Directives ->
A – In the help center guide, switch every "product-area categories" to "feature-based categories" and write out the part from "Model 3: Hybrid" up to and including "compare them directly.".
B – Answer these questions using the help center guide:
(i) Which category approach does the comparison table list as best for growing SaaS teams?
(ii) How many help center categories did the B2B SaaS company have before the redesign?
(iii) How many articles did the team review?
C – Turn the paragraph of the help center guide that begins "Support noticed customers often clicked" into a short bulleted list that keeps its main facts.

Source document ->

★ ★ ★ ★ ★

This works well when:
- your audience is broad
- many readers are not expert users
- customers come with clear jobs to do
- you want navigation that feels simple and predictable
Trade-off: some feature-specific content may need careful placement if it could fit multiple tasks.
Model 2: Categories by product area
This model organizes content around parts of the product, such as Dashboards, Reports, Automations, Inbox, or API.
This works well when:
- users already know the product well
- your UI is organized clearly by product area
- feature learning is a bigger need than basic support
Trade-off: new or struggling users may not know which area their issue belongs to.
Model 3: Hybrid model
This combines a few high-level customer needs with product-area categories where needed. For example: Getting Started, Account and Billing, Integrations, Reports, Troubleshooting.
This works well when:
- your help center serves both beginners and experienced users
- your product has a few major modules
- task-based navigation alone feels too broad
Trade-off: hybrid systems need tighter editorial rules so overlap does not grow over time.
Decision guide: which category approach should you choose?
If you’re choosing between these models, compare them directly.
| Approach | Best for | Strengths | Risks | Good fit when |
|---|---|---|---|---|
| Task-based | Broad customer audience | Easy to scan; aligns with support intent | Feature content can overlap | Readers arrive with a problem to solve |
| Product-area | Mature users, complex products | Matches UI and advanced workflows | Harder for new users | Customers already know where things live |
| Hybrid | Growing SaaS teams | Balances discoverability and depth | Can become inconsistent | You need both simplicity and product detail |
If you’re unsure, start simpler than you think. Too many categories often cause more confusion than too few.
Worked example: redesigning categories for a growing SaaS product
A B2B SaaS company had eight help center categories: Platform, Workspace, Administration, Connectivity, Usage, Errors, Plans, and Security.
Support noticed customers often clicked two or three categories before finding the right article. Billing questions landed in Plans, Workspace, and Administration. SSO setup appeared under Security, Administration, and Getting Started. Integration failures were split between Connectivity and Errors.
The team reviewed 180 articles and grouped them by user intent. They found customers mostly needed help with:
- getting started and initial setup
- managing users and permissions
- billing and subscription changes
- using core features
- connecting integrations
- fixing common problems
After testing labels with internal support staff, they redesigned the categories to:
- Getting Started
- Account and Permissions
- Billing
- Features
- Integrations
- Troubleshooting
- Security
They also added simple editorial rules:
- SSO setup lives in Account and Permissions, with related security articles linked contextually.
- Integration setup lives in Integrations.
- Integration sync errors live in Troubleshooting, with links back to the integration setup article.
- Plan and invoice changes live in Billing.

★ ★ ★ ★ ★

Source data ->
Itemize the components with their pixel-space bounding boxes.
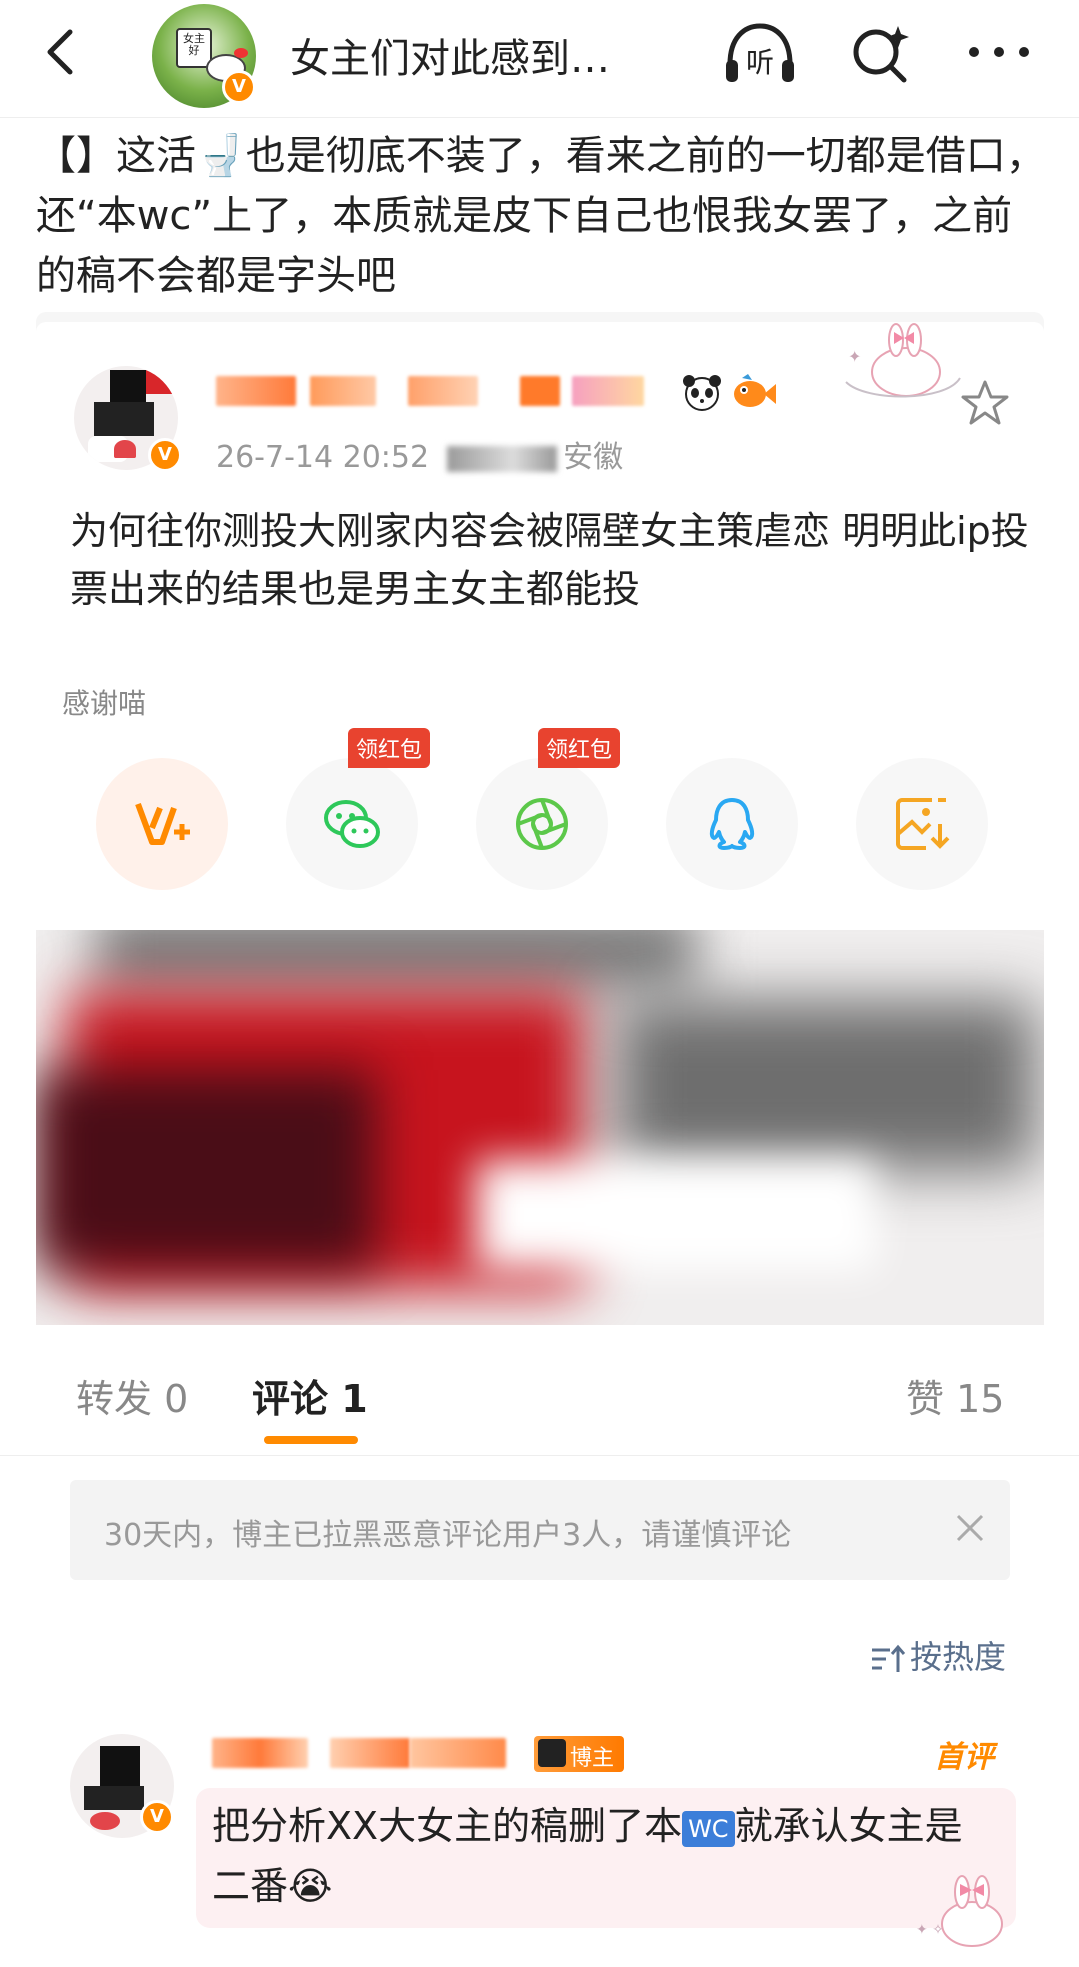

★ ★ ★ ★ ★

Expected responses ->
A –
Model 3: Hybrid model
This combines a few high-level customer needs with feature-based categories where needed. For example: Getting Started, Account and Billing, Integrations, Reports, Troubleshooting.
This works well when:
- your help center serves both beginners and experienced users
- your product has a few major modules
- task-based navigation alone feels too broad
Trade-off: hybrid systems need tighter editorial rules so overlap does not grow over time.
Decision guide: which category approach should you choose?
If you’re choosing between these models, compare them directly.

B –
(i) Hybrid
(ii) Eight
(iii) 180

C –
- Customers often clicked two or three categories before finding the right article.
- Billing questions landed in Plans, Workspace, and Administration.
- SSO setup appeared under Security, Administration, and Getting Started.
- Integration failures were split between Connectivity and Errors.